Filter the data for lines with the word "电力建设工程施工合同条件", then copy every line so identified.

Stored records:
--------------------------------------------------
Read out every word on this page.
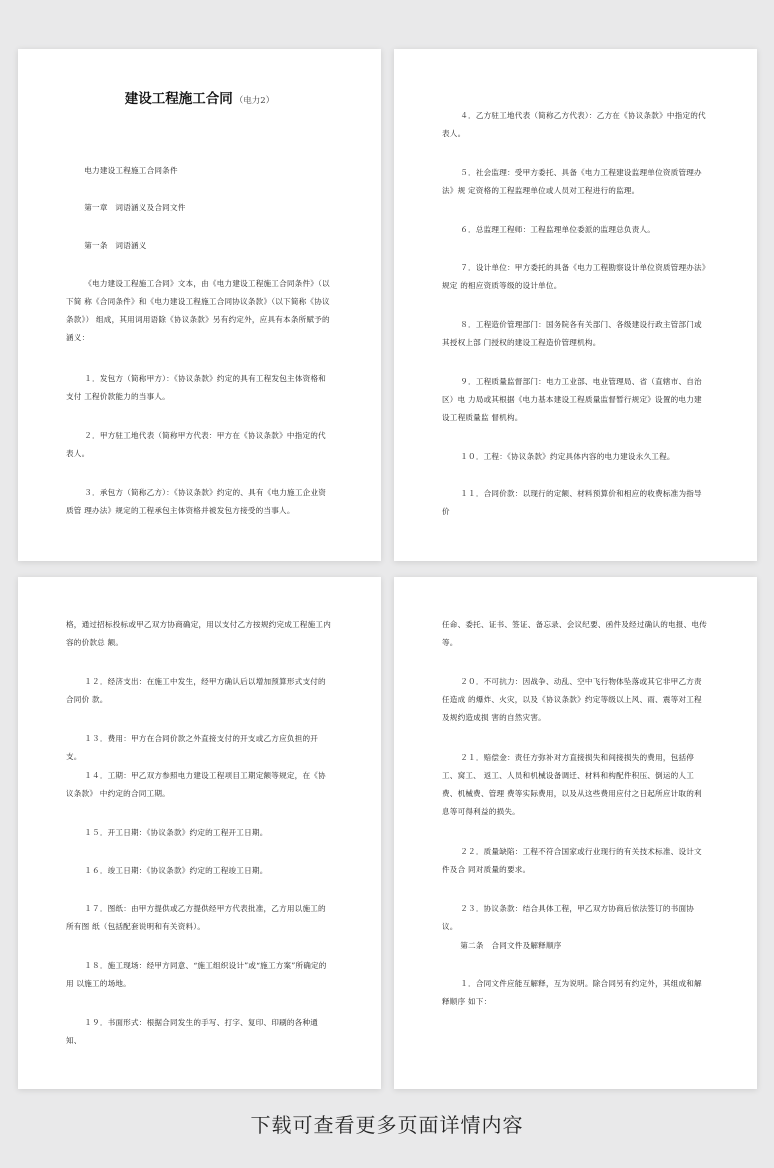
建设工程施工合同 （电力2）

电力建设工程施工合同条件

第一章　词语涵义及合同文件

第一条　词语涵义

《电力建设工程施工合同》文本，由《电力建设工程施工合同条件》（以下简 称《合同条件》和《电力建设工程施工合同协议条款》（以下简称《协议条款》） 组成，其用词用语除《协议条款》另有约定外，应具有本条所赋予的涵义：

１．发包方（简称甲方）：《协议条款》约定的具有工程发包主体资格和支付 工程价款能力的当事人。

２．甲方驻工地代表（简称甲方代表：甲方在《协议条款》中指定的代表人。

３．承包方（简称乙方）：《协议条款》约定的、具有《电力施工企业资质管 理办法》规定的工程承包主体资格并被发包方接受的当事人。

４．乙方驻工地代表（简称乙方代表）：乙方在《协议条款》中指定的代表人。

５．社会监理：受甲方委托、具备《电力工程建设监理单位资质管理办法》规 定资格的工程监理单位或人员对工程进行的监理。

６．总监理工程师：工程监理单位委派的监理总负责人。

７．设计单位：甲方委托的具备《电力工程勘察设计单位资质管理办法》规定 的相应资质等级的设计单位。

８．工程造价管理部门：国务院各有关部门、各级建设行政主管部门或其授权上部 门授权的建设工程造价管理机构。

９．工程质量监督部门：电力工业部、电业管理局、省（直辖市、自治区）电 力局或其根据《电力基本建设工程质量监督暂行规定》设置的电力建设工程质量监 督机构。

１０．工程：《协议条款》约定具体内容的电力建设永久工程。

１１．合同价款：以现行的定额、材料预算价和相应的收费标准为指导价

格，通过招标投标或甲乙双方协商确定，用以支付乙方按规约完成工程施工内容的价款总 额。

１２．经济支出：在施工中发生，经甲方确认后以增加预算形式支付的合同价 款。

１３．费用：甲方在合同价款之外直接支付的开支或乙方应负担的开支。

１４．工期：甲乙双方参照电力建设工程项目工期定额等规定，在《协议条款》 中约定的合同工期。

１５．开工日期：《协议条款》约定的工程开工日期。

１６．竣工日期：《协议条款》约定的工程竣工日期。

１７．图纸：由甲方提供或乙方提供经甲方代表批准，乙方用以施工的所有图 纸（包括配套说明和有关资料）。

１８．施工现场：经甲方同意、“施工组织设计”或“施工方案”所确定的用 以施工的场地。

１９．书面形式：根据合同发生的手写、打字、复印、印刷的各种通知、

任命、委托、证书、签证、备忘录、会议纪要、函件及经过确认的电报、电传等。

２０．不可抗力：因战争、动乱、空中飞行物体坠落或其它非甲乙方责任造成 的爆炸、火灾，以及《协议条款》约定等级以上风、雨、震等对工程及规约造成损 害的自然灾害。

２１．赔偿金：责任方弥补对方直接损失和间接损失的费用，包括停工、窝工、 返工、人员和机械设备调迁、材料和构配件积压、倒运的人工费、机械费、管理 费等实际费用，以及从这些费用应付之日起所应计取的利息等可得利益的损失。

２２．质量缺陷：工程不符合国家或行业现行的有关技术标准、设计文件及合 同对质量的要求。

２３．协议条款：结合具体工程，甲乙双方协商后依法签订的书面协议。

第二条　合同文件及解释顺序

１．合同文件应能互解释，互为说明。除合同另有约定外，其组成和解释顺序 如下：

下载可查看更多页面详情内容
--------------------------------------------------
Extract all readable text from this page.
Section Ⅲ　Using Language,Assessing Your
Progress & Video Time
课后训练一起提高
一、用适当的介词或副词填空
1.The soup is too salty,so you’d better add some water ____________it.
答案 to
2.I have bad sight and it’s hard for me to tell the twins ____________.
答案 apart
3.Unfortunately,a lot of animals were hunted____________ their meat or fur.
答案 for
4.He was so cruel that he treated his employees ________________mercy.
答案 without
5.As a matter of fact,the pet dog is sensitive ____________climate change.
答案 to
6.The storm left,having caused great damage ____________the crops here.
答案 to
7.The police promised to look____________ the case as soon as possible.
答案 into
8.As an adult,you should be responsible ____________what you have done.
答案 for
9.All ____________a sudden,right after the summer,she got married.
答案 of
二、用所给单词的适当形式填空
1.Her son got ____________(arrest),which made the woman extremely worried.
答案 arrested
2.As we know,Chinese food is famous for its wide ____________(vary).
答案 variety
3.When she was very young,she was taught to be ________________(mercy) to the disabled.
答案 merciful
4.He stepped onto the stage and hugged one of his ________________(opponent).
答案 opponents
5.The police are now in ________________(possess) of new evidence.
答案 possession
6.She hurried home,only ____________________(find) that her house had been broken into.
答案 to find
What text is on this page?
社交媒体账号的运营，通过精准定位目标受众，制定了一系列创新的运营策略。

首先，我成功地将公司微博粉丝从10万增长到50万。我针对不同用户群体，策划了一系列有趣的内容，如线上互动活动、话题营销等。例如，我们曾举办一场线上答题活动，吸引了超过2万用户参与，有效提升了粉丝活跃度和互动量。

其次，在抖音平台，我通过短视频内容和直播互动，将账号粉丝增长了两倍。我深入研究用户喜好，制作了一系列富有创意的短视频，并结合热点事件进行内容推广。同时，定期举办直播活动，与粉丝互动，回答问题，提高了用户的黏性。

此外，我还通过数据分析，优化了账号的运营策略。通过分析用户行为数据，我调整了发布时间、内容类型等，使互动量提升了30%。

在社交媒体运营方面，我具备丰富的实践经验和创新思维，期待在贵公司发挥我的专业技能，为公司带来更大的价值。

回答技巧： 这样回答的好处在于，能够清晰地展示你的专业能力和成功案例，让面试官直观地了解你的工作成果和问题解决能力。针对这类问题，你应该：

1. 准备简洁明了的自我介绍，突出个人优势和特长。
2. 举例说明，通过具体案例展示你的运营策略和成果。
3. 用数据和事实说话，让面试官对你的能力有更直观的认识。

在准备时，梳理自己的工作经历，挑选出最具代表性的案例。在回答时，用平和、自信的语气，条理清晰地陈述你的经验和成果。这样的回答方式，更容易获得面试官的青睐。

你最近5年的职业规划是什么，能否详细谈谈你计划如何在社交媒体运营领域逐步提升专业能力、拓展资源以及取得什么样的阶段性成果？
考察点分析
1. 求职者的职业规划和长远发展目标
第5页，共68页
--------------------------------------------------
COMPLETE ANSWER |
电力建设工程施工合同条件
《电力建设工程施工合同》文本，由《电力建设工程施工合同条件》（以下简 称《合同条件》和《电力建设工程施工合同协议条款》（以下简称《协议条款》） 组成，其用词用语除《协议条款》另有约定外，应具有本条所赋予的涵义：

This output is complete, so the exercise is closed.